Exercise description ▸ Gather all lines in the entries that include the word "Mitchell".

Listed records ▸
....

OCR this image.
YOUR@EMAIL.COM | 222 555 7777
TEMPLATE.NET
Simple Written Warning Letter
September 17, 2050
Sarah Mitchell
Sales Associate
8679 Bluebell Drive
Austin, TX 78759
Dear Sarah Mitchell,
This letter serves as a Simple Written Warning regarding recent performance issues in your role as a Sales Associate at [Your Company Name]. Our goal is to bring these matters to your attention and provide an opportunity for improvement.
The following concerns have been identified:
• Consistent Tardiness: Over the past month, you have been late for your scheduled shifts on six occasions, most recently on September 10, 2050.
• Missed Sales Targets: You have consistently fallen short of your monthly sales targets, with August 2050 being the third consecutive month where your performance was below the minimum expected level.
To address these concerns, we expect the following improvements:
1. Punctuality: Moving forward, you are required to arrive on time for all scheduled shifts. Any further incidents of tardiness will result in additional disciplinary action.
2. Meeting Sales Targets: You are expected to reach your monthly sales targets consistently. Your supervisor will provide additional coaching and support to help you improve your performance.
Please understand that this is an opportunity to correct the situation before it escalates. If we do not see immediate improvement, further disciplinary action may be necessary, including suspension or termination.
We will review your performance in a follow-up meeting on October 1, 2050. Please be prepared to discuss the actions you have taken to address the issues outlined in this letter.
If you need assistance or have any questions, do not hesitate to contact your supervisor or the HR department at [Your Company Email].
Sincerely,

....

Complete output ▸
Sarah Mitchell
Dear Sarah Mitchell,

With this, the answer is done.